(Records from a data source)
- - - - - - -

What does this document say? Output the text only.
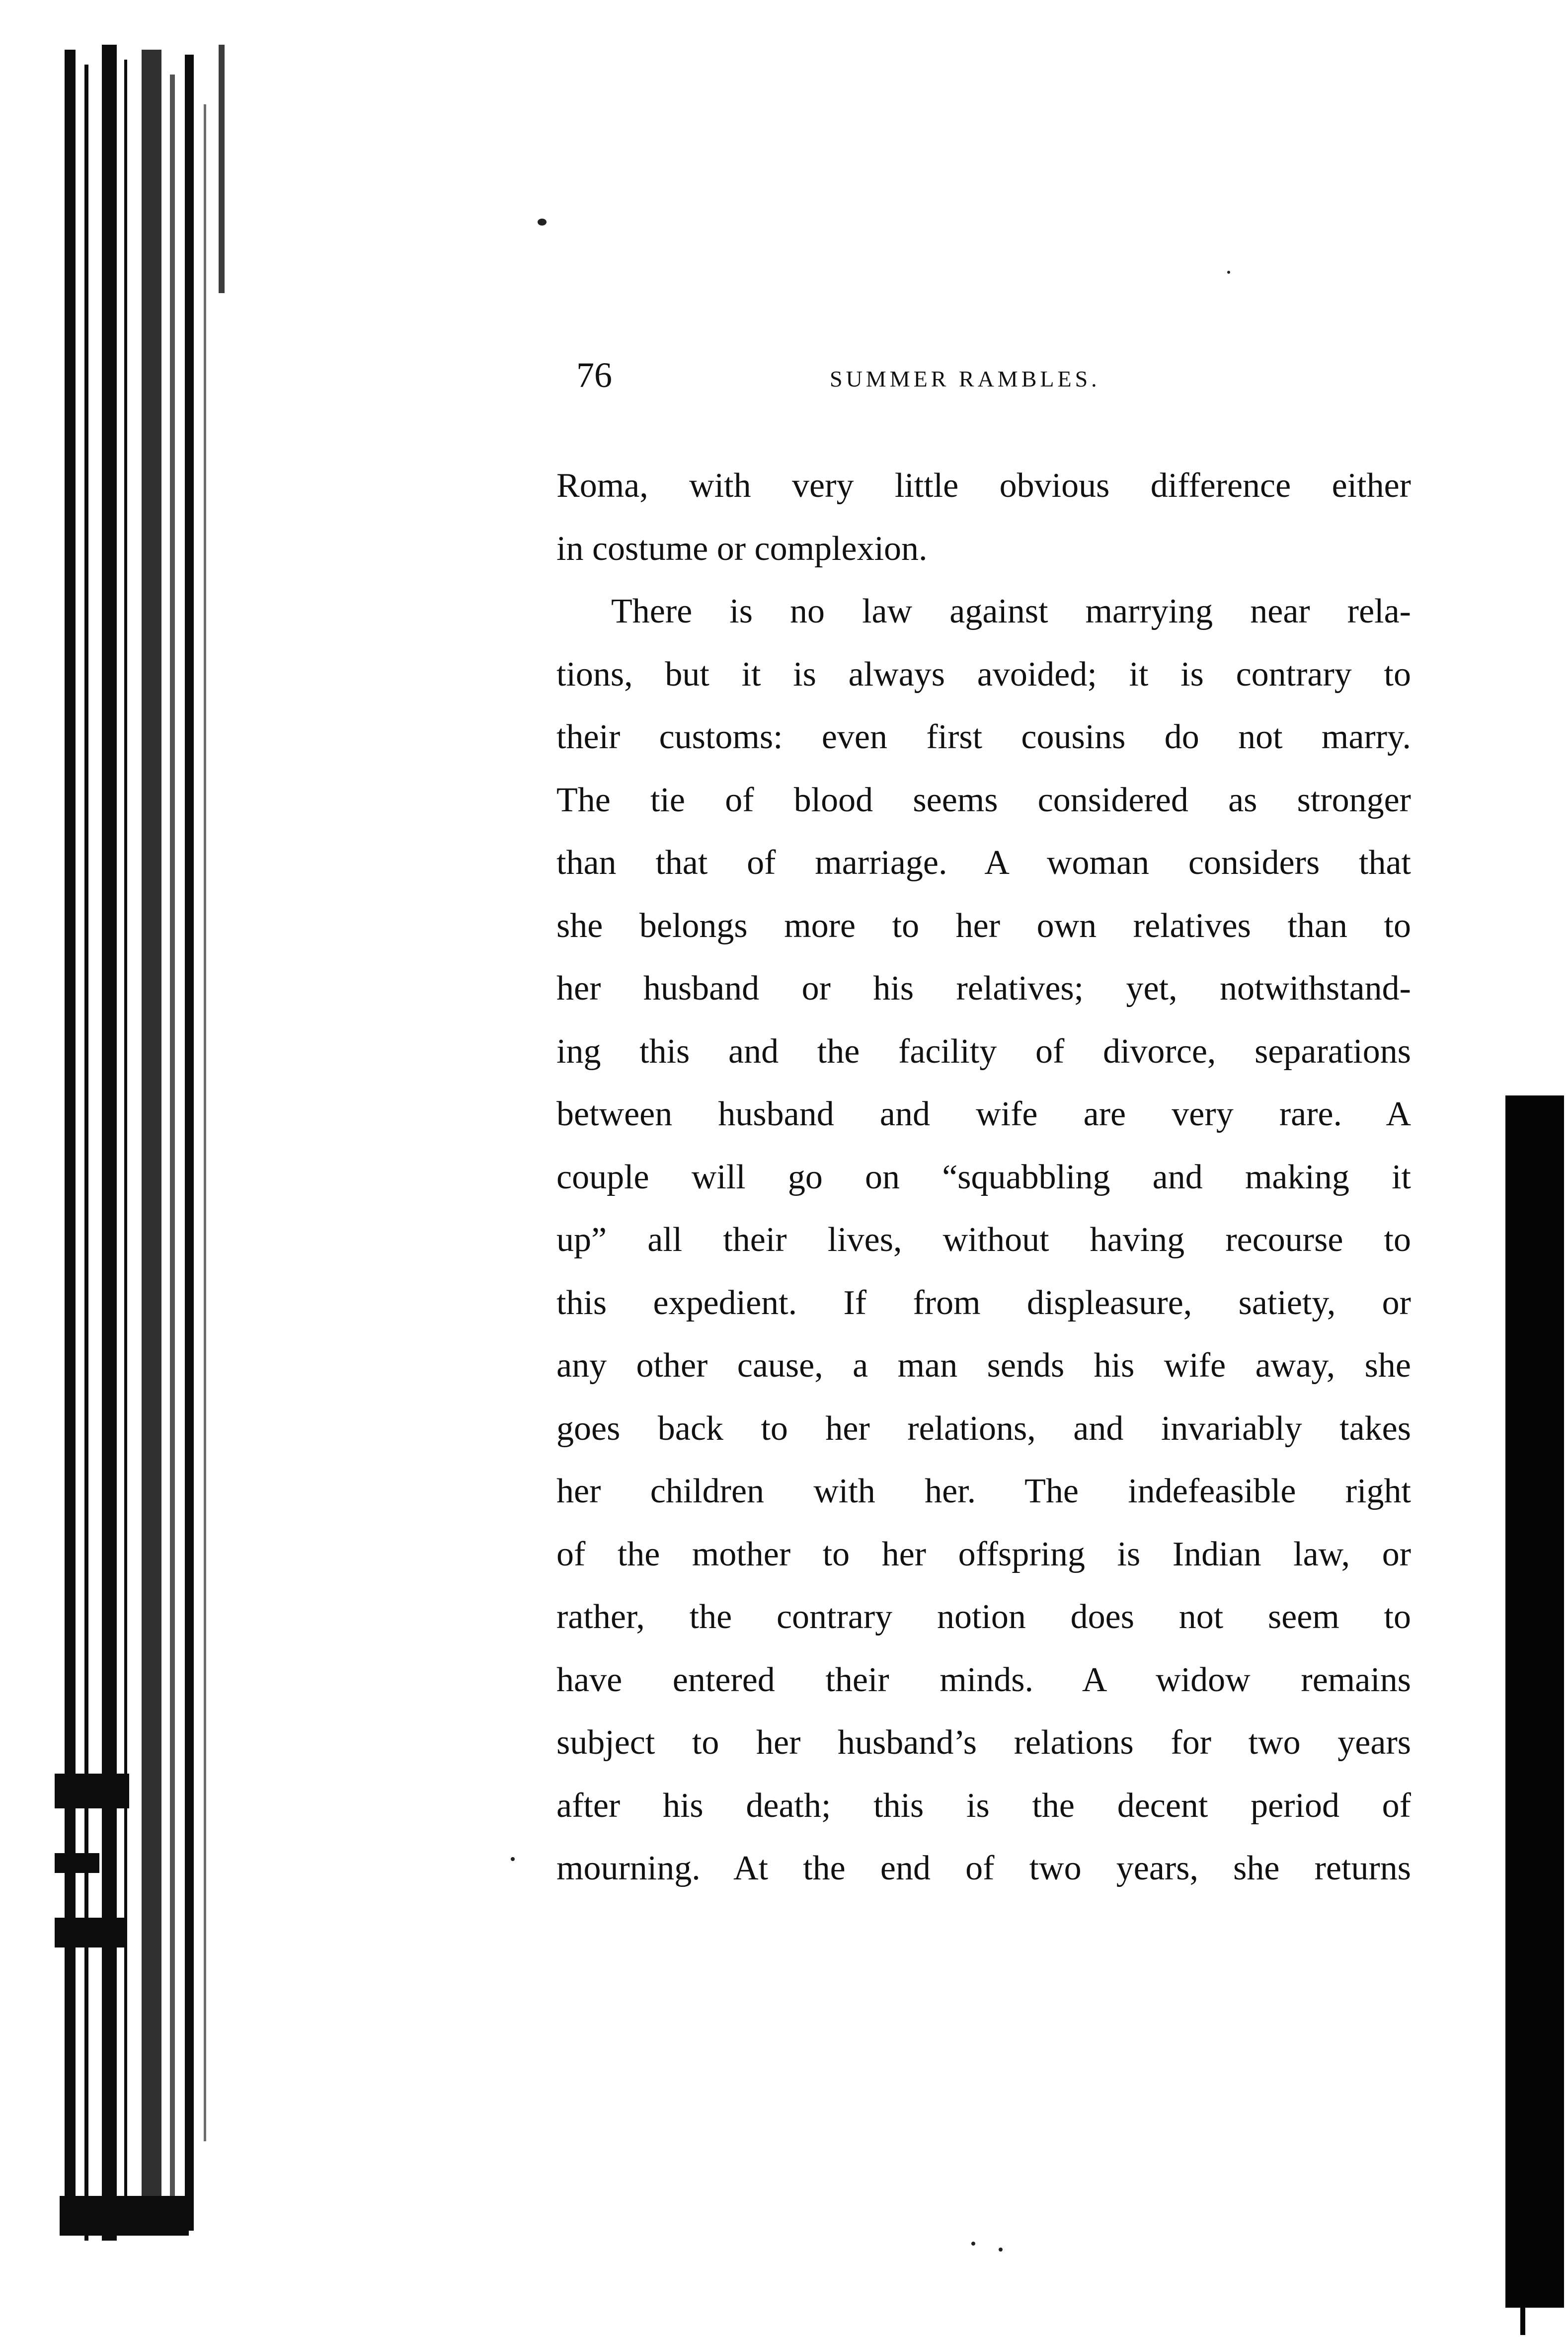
76	SUMMER RAMBLES.
Roma, with very little obvious difference either
in costume or complexion.
There is no law against marrying near rela-
tions, but it is always avoided; it is contrary to
their customs: even first cousins do not marry.
The tie of blood seems considered as stronger
than that of marriage. A woman considers that
she belongs more to her own relatives than to
her husband or his relatives; yet, notwithstand-
ing this and the facility of divorce, separations
between husband and wife are very rare. A
couple will go on “squabbling and making it
up” all their lives, without having recourse to
this expedient. If from displeasure, satiety, or
any other cause, a man sends his wife away, she
goes back to her relations, and invariably takes
her children with her. The indefeasible right
of the mother to her offspring is Indian law, or
rather, the contrary notion does not seem to
have entered their minds. A widow remains
subject to her husband’s relations for two years
after his death; this is the decent period of
mourning. At the end of two years, she returns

- - - - - - -

**Exercise prompt:** Pictures are excluded; copy all other data exactly as shown.

**Complete output:**
What does this document say? Output the text only.
76	SUMMER RAMBLES.
Roma, with very little obvious difference either
in costume or complexion.
There is no law against marrying near rela-
tions, but it is always avoided; it is contrary to
their customs: even first cousins do not marry.
The tie of blood seems considered as stronger
than that of marriage. A woman considers that
she belongs more to her own relatives than to
her husband or his relatives; yet, notwithstand-
ing this and the facility of divorce, separations
between husband and wife are very rare. A
couple will go on “squabbling and making it
up” all their lives, without having recourse to
this expedient. If from displeasure, satiety, or
any other cause, a man sends his wife away, she
goes back to her relations, and invariably takes
her children with her. The indefeasible right
of the mother to her offspring is Indian law, or
rather, the contrary notion does not seem to
have entered their minds. A widow remains
subject to her husband’s relations for two years
after his death; this is the decent period of
mourning. At the end of two years, she returns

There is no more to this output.